Set down the data below without change, skipping the pictures it holds.
## Start
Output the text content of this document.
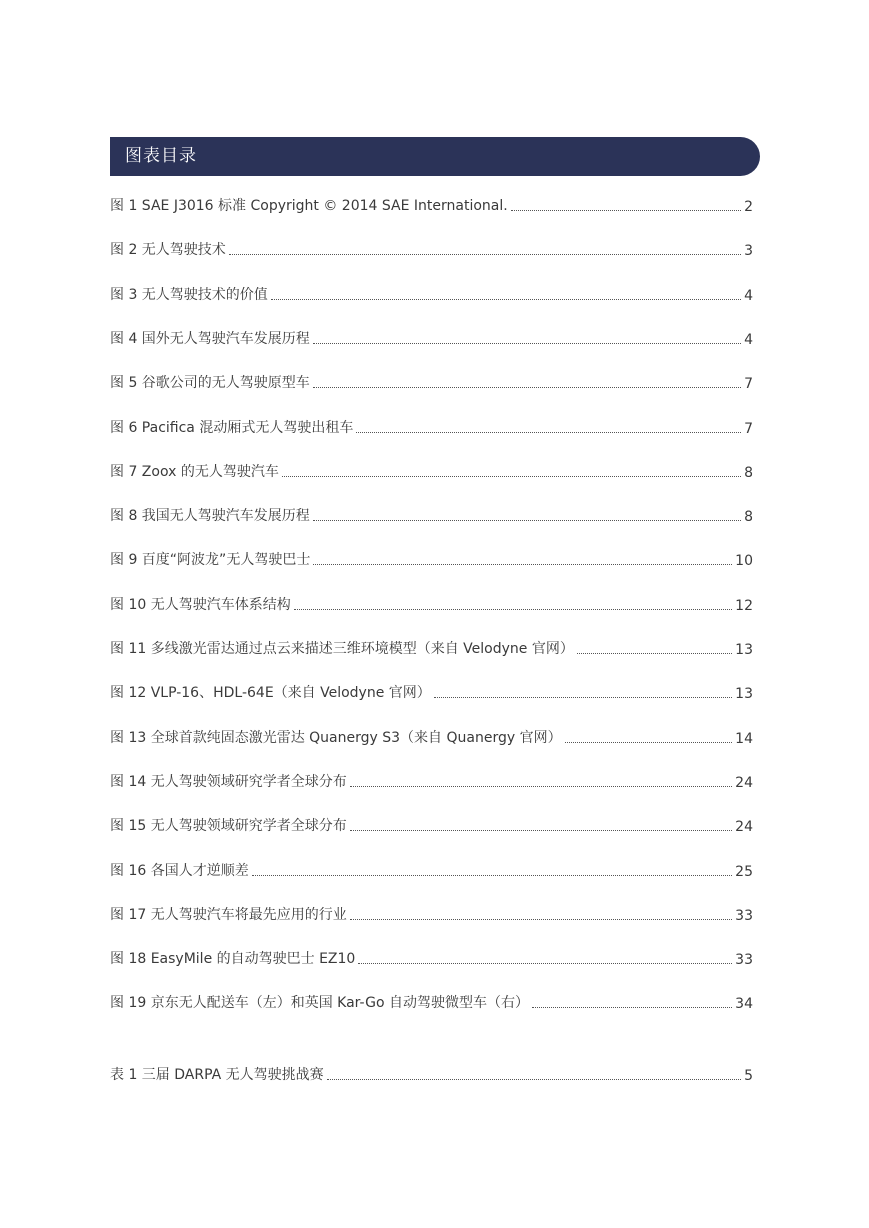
图表目录
图 1 SAE J3016 标准 Copyright © 2014 SAE International.	2
图 2 无人驾驶技术	3
图 3 无人驾驶技术的价值	4
图 4 国外无人驾驶汽车发展历程	4
图 5 谷歌公司的无人驾驶原型车	7
图 6 Pacifica 混动厢式无人驾驶出租车	7
图 7 Zoox 的无人驾驶汽车	8
图 8 我国无人驾驶汽车发展历程	8
图 9 百度“阿波龙”无人驾驶巴士	10
图 10 无人驾驶汽车体系结构	12
图 11 多线激光雷达通过点云来描述三维环境模型（来自 Velodyne 官网）	13
图 12 VLP-16、HDL-64E（来自 Velodyne 官网）	13
图 13 全球首款纯固态激光雷达 Quanergy S3（来自 Quanergy 官网）	14
图 14 无人驾驶领域研究学者全球分布	24
图 15 无人驾驶领域研究学者全球分布	24
图 16 各国人才逆顺差	25
图 17 无人驾驶汽车将最先应用的行业	33
图 18 EasyMile 的自动驾驶巴士 EZ10	33
图 19 京东无人配送车（左）和英国 Kar-Go 自动驾驶微型车（右）	34
表 1 三届 DARPA 无人驾驶挑战赛	5
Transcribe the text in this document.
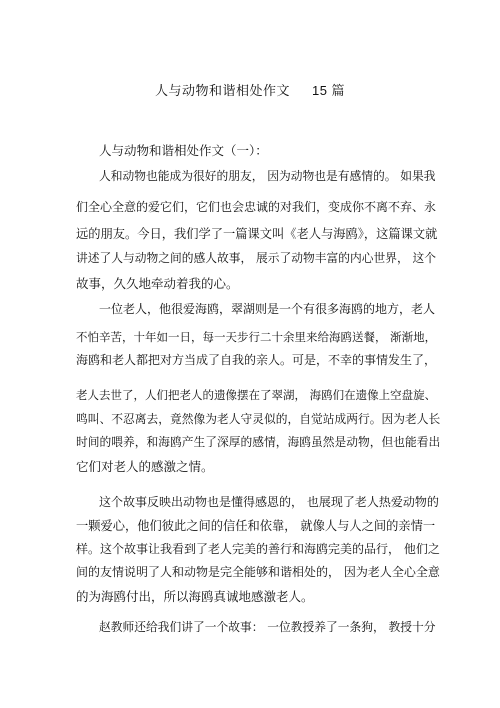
人与动物和谐相处作文 15 篇
人与动物和谐相处作文（一）：
人和动物也能成为很好的朋友， 因为动物也是有感情的。 如果我
们全心全意的爱它们，它们也会忠诚的对我们，变成你不离不弃、永
远的朋友。今日，我们学了一篇课文叫《老人与海鸥》，这篇课文就
讲述了人与动物之间的感人故事， 展示了动物丰富的内心世界， 这个
故事，久久地牵动着我的心。
一位老人，他很爱海鸥，翠湖则是一个有很多海鸥的地方，老人
不怕辛苦，十年如一日，每一天步行二十余里来给海鸥送餐， 渐渐地，
海鸥和老人都把对方当成了自我的亲人。可是，不幸的事情发生了，
老人去世了，人们把老人的遗像摆在了翠湖， 海鸥们在遗像上空盘旋、
鸣叫、不忍离去，竟然像为老人守灵似的，自觉站成两行。因为老人长
时间的喂养，和海鸥产生了深厚的感情，海鸥虽然是动物，但也能看出
它们对老人的感激之情。
这个故事反映出动物也是懂得感恩的， 也展现了老人热爱动物的
一颗爱心，他们彼此之间的信任和依靠， 就像人与人之间的亲情一
样。这个故事让我看到了老人完美的善行和海鸥完美的品行， 他们之
间的友情说明了人和动物是完全能够和谐相处的， 因为老人全心全意
的为海鸥付出，所以海鸥真诚地感激老人。
赵教师还给我们讲了一个故事： 一位教授养了一条狗， 教授十分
## End
» **TASK ANSWER**:
Output the text content of this document.
图表目录
图 1 SAE J3016 标准 Copyright © 2014 SAE International.	2
图 2 无人驾驶技术	3
图 3 无人驾驶技术的价值	4
图 4 国外无人驾驶汽车发展历程	4
图 5 谷歌公司的无人驾驶原型车	7
图 6 Pacifica 混动厢式无人驾驶出租车	7
图 7 Zoox 的无人驾驶汽车	8
图 8 我国无人驾驶汽车发展历程	8
图 9 百度“阿波龙”无人驾驶巴士	10
图 10 无人驾驶汽车体系结构	12
图 11 多线激光雷达通过点云来描述三维环境模型（来自 Velodyne 官网）	13
图 12 VLP-16、HDL-64E（来自 Velodyne 官网）	13
图 13 全球首款纯固态激光雷达 Quanergy S3（来自 Quanergy 官网）	14
图 14 无人驾驶领域研究学者全球分布	24
图 15 无人驾驶领域研究学者全球分布	24
图 16 各国人才逆顺差	25
图 17 无人驾驶汽车将最先应用的行业	33
图 18 EasyMile 的自动驾驶巴士 EZ10	33
图 19 京东无人配送车（左）和英国 Kar-Go 自动驾驶微型车（右）	34
表 1 三届 DARPA 无人驾驶挑战赛	5
Transcribe the text in this document.
人与动物和谐相处作文 15 篇
人与动物和谐相处作文（一）：
人和动物也能成为很好的朋友， 因为动物也是有感情的。 如果我
们全心全意的爱它们，它们也会忠诚的对我们，变成你不离不弃、永
远的朋友。今日，我们学了一篇课文叫《老人与海鸥》，这篇课文就
讲述了人与动物之间的感人故事， 展示了动物丰富的内心世界， 这个
故事，久久地牵动着我的心。
一位老人，他很爱海鸥，翠湖则是一个有很多海鸥的地方，老人
不怕辛苦，十年如一日，每一天步行二十余里来给海鸥送餐， 渐渐地，
海鸥和老人都把对方当成了自我的亲人。可是，不幸的事情发生了，
老人去世了，人们把老人的遗像摆在了翠湖， 海鸥们在遗像上空盘旋、
鸣叫、不忍离去，竟然像为老人守灵似的，自觉站成两行。因为老人长
时间的喂养，和海鸥产生了深厚的感情，海鸥虽然是动物，但也能看出
它们对老人的感激之情。
这个故事反映出动物也是懂得感恩的， 也展现了老人热爱动物的
一颗爱心，他们彼此之间的信任和依靠， 就像人与人之间的亲情一
样。这个故事让我看到了老人完美的善行和海鸥完美的品行， 他们之
间的友情说明了人和动物是完全能够和谐相处的， 因为老人全心全意
的为海鸥付出，所以海鸥真诚地感激老人。
赵教师还给我们讲了一个故事： 一位教授养了一条狗， 教授十分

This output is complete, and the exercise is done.